Short task -> Reproduce each line bearing the word "Адміністративно".
[START OF Given records]
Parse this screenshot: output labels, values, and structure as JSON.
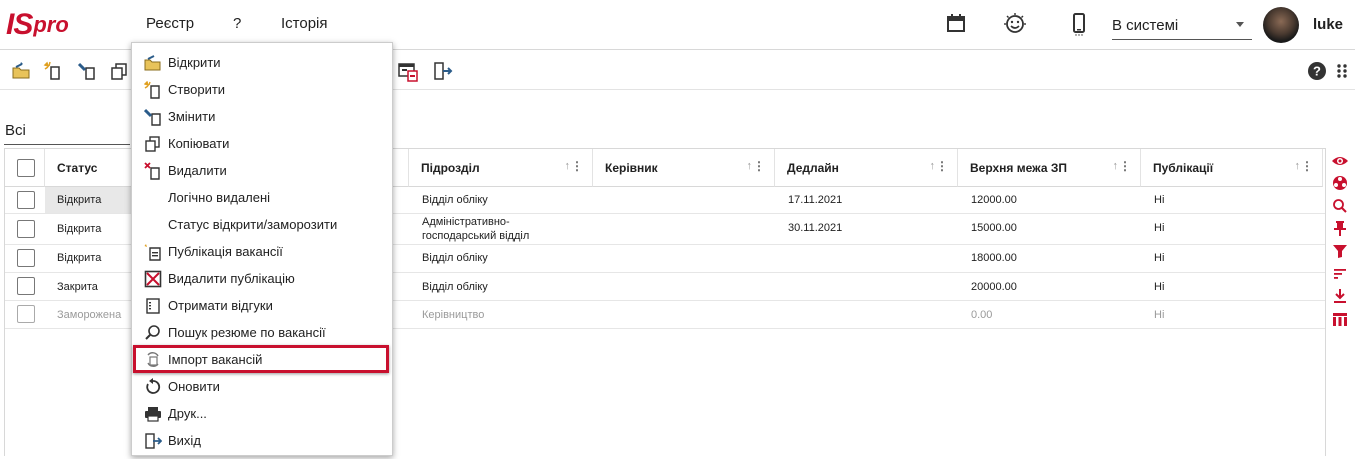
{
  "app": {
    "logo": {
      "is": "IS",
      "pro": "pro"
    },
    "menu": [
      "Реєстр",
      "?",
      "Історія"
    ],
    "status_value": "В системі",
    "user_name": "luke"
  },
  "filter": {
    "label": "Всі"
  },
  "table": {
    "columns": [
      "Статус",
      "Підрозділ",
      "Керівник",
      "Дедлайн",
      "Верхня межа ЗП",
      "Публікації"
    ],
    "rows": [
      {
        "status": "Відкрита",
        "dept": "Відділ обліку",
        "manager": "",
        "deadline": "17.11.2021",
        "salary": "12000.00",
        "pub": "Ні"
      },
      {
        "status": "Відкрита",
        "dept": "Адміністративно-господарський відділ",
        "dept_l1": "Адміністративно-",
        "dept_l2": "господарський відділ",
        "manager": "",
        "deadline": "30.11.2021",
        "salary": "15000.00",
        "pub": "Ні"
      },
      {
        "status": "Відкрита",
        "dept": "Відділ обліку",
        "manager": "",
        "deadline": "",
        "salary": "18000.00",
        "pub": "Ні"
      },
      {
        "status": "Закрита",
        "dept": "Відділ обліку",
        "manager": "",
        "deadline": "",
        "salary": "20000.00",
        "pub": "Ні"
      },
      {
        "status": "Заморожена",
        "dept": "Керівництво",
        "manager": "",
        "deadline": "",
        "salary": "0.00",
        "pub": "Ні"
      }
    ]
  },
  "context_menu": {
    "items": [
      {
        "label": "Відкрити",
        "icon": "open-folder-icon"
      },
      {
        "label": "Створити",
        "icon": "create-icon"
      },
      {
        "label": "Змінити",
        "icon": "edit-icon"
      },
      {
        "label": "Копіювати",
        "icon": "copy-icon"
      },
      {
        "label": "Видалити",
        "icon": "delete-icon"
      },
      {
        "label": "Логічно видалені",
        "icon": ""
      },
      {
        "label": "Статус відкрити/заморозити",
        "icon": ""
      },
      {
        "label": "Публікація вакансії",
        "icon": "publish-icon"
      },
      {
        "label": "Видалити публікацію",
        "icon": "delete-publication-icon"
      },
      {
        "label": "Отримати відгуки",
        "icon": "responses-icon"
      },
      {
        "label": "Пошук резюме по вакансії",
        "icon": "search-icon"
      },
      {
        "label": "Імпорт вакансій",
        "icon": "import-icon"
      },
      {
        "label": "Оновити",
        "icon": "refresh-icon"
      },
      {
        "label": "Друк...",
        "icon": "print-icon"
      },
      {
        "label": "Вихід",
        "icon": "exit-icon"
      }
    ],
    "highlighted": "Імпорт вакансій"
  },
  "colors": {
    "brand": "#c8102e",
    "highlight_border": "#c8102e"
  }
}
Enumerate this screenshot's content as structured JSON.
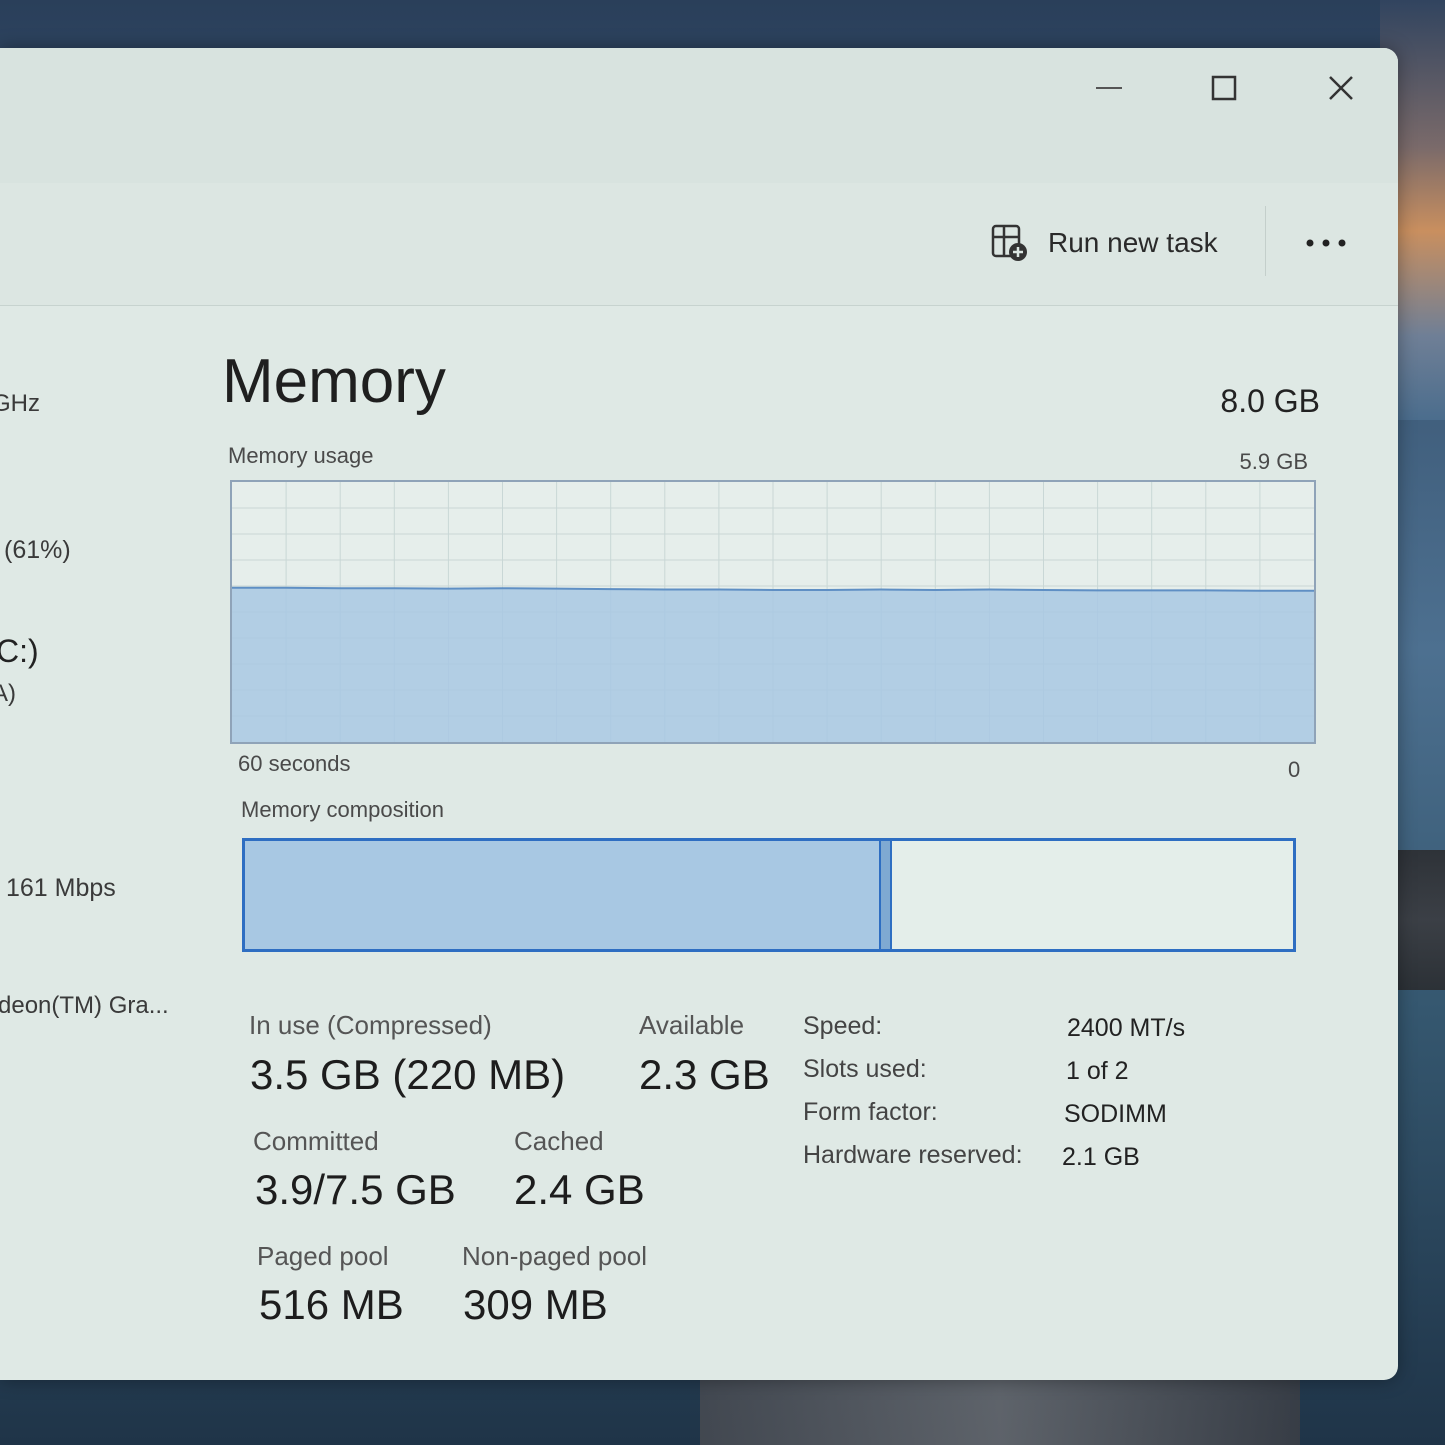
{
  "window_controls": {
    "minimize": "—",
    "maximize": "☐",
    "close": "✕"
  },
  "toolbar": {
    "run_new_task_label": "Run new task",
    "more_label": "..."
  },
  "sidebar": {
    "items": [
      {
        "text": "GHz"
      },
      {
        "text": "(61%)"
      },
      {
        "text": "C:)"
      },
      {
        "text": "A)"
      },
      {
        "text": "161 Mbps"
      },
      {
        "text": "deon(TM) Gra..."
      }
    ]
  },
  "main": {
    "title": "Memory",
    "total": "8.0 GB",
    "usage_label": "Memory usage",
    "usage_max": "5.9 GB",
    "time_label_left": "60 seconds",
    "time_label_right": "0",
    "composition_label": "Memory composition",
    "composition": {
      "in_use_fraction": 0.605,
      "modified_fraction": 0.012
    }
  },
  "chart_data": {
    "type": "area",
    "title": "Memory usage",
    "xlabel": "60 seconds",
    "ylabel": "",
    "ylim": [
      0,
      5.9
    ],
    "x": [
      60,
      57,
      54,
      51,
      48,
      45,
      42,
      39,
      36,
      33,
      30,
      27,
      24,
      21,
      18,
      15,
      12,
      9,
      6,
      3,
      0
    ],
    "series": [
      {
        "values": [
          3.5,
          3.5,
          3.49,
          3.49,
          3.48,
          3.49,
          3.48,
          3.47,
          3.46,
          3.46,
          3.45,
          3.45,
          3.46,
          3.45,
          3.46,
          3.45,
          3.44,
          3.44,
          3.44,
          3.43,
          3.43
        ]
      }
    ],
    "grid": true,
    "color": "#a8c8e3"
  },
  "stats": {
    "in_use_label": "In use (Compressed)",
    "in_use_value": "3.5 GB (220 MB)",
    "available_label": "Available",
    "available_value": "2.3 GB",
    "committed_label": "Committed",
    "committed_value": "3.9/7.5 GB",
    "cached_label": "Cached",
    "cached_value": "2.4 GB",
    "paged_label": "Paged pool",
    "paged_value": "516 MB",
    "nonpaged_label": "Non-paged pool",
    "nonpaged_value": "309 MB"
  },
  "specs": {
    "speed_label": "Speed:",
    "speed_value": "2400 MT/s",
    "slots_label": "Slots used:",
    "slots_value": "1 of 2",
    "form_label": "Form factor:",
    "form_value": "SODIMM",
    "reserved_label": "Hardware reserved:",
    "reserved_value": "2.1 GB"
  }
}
[END OF Given records]
[START OF Given records]
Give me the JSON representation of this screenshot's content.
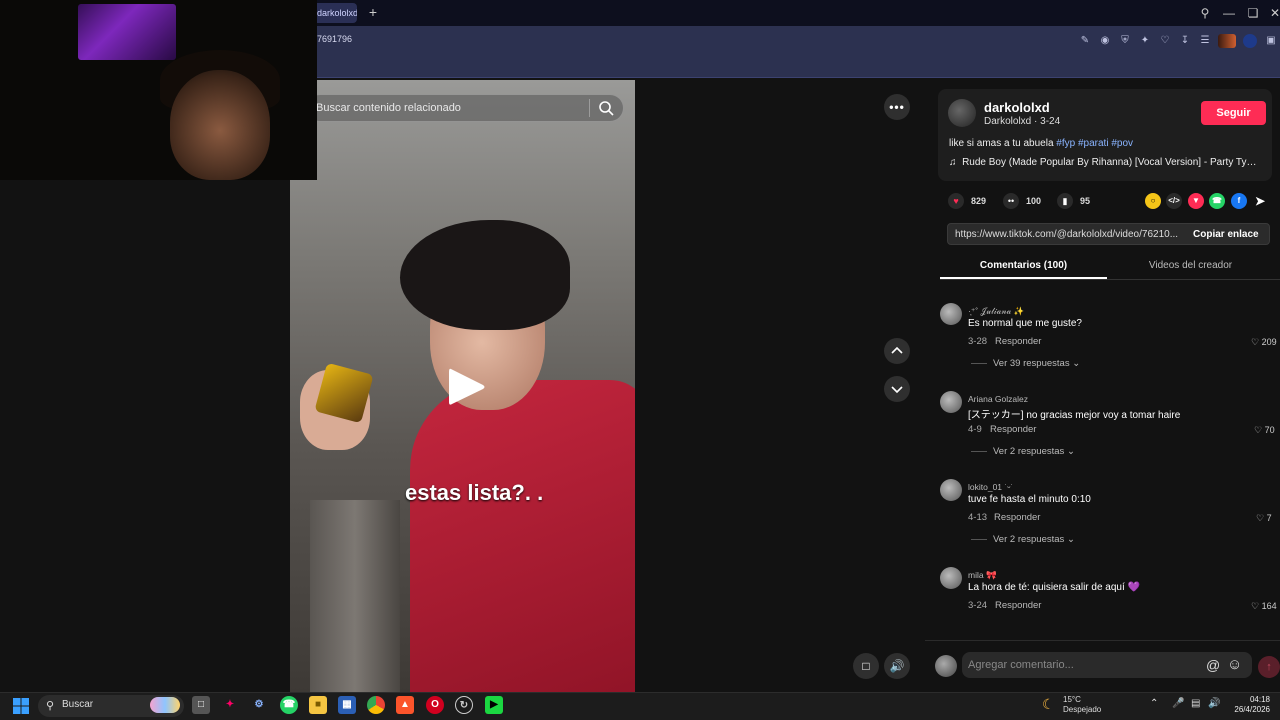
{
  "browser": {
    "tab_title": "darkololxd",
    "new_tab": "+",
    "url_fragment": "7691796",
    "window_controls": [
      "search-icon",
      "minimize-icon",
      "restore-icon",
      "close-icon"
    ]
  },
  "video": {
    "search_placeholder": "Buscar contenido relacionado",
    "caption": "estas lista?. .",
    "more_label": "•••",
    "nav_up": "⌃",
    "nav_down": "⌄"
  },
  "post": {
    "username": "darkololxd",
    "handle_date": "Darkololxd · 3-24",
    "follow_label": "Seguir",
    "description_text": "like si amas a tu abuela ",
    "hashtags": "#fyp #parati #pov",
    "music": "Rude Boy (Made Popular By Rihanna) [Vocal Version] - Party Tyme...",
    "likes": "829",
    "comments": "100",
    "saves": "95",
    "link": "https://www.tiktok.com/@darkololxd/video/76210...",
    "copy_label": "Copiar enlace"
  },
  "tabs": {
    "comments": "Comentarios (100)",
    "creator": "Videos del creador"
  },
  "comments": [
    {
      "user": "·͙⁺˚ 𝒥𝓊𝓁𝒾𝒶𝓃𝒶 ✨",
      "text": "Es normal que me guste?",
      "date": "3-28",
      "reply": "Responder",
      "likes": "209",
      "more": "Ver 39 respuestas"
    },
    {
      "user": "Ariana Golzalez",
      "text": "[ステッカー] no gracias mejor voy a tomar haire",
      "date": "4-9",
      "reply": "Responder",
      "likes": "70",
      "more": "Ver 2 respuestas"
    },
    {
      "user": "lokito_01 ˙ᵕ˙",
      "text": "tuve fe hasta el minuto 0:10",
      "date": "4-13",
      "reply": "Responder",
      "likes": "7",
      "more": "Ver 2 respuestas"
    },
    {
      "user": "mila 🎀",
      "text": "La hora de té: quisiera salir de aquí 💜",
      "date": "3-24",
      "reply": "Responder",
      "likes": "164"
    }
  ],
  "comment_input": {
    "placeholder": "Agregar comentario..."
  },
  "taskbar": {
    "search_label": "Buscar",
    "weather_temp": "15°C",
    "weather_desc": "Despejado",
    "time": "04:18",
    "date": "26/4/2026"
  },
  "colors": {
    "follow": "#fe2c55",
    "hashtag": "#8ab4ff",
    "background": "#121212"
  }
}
[END OF Given records]
[START OF Given records]
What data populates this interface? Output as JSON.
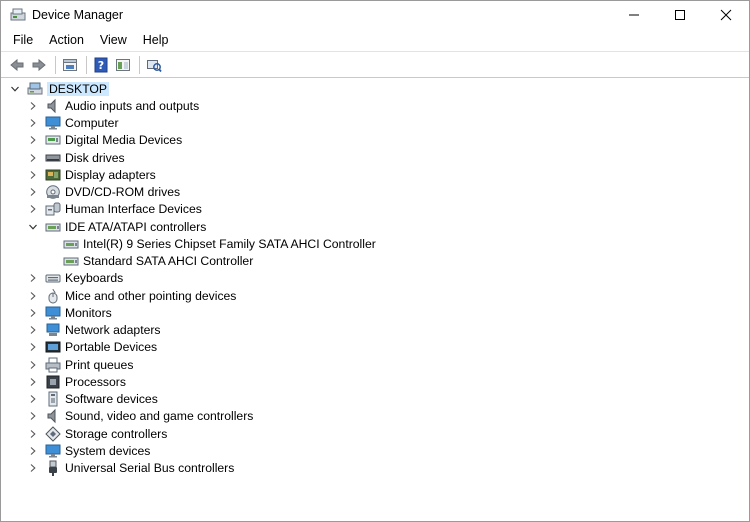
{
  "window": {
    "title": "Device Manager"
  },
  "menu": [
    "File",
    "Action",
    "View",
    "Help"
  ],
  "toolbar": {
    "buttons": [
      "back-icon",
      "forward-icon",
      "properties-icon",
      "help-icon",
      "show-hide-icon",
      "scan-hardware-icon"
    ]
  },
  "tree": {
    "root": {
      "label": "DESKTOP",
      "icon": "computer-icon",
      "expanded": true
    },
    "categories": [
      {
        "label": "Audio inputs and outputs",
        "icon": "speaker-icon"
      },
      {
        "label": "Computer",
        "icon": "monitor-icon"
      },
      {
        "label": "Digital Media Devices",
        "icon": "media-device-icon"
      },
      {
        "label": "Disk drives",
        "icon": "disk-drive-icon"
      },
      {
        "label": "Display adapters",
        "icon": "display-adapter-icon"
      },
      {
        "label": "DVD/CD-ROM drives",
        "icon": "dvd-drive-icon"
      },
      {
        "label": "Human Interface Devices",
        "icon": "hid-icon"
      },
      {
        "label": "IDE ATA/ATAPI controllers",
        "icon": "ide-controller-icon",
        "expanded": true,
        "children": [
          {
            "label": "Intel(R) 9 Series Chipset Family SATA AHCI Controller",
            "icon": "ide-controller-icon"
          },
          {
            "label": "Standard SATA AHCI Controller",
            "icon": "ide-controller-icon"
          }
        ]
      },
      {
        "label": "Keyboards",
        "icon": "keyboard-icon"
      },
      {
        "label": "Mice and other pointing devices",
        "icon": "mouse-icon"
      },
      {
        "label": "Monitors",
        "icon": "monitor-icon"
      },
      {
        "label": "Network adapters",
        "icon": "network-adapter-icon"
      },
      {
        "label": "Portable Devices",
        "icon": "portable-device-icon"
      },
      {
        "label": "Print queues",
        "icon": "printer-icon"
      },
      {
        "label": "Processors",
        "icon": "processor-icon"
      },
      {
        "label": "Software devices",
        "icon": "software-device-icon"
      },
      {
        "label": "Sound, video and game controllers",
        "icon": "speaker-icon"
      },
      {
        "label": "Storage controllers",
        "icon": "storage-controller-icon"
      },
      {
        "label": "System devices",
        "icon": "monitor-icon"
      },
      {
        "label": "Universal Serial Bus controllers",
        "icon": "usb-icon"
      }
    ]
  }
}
[END OF Given records]
Reply to the exercise ->
        "dept": "Адміністративно-господарський відділ",
        "dept_l1": "Адміністративно-",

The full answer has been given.